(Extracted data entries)
▶
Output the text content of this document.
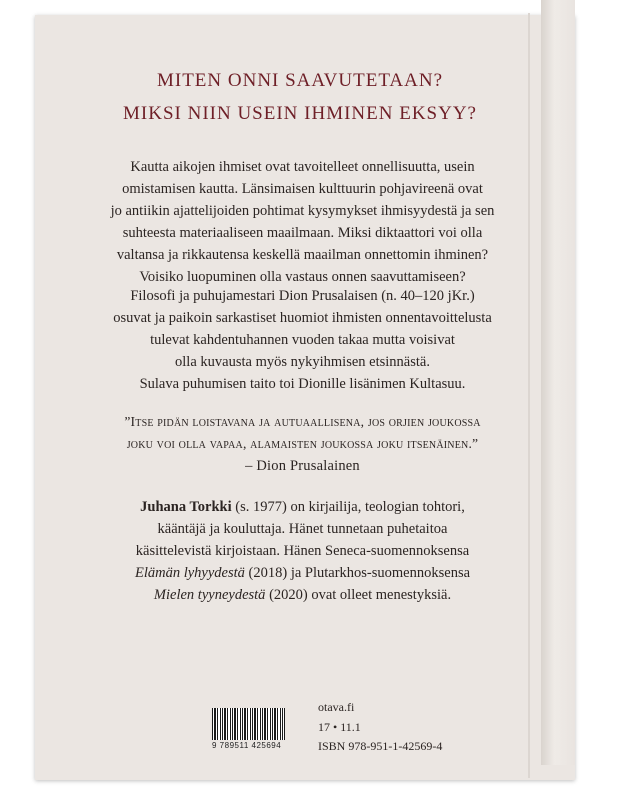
MITEN ONNI SAAVUTETAAN?
MIKSI NIIN USEIN IHMINEN EKSYY?
Kautta aikojen ihmiset ovat tavoitelleet onnellisuutta, usein
omistamisen kautta. Länsimaisen kulttuurin pohjavireenä ovat
jo antiikin ajattelijoiden pohtimat kysymykset ihmisyydestä ja sen
suhteesta materiaaliseen maailmaan. Miksi diktaattori voi olla
valtansa ja rikkautensa keskellä maailman onnettomin ihminen?
Voisiko luopuminen olla vastaus onnen saavuttamiseen?
Filosofi ja puhujamestari Dion Prusalaisen (n. 40–120 jKr.)
osuvat ja paikoin sarkastiset huomiot ihmisten onnentavoittelusta
tulevat kahdentuhannen vuoden takaa mutta voisivat
olla kuvausta myös nykyihmisen etsinnästä.
Sulava puhumisen taito toi Dionille lisänimen Kultasuu.
”Itse pidän loistavana ja autuaallisena, jos orjien joukossa
joku voi olla vapaa, alamaisten joukossa joku itsenäinen.”
– Dion Prusalainen
Juhana Torkki (s. 1977) on kirjailija, teologian tohtori,
kääntäjä ja kouluttaja. Hänet tunnetaan puhetaitoa
käsittelevistä kirjoistaan. Hänen Seneca-suomennoksensa
Elämän lyhyydestä (2018) ja Plutarkhos-suomennoksensa
Mielen tyyneydestä (2020) ovat olleet menestyksiä.
9 789511 425694
otava.fi
17 • 11.1
ISBN 978-951-1-42569-4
◀
Lines from the records above that hold "joukossa" are the ones to list.

- Exercise answer -
”Itse pidän loistavana ja autuaallisena, jos orjien joukossa
joku voi olla vapaa, alamaisten joukossa joku itsenäinen.”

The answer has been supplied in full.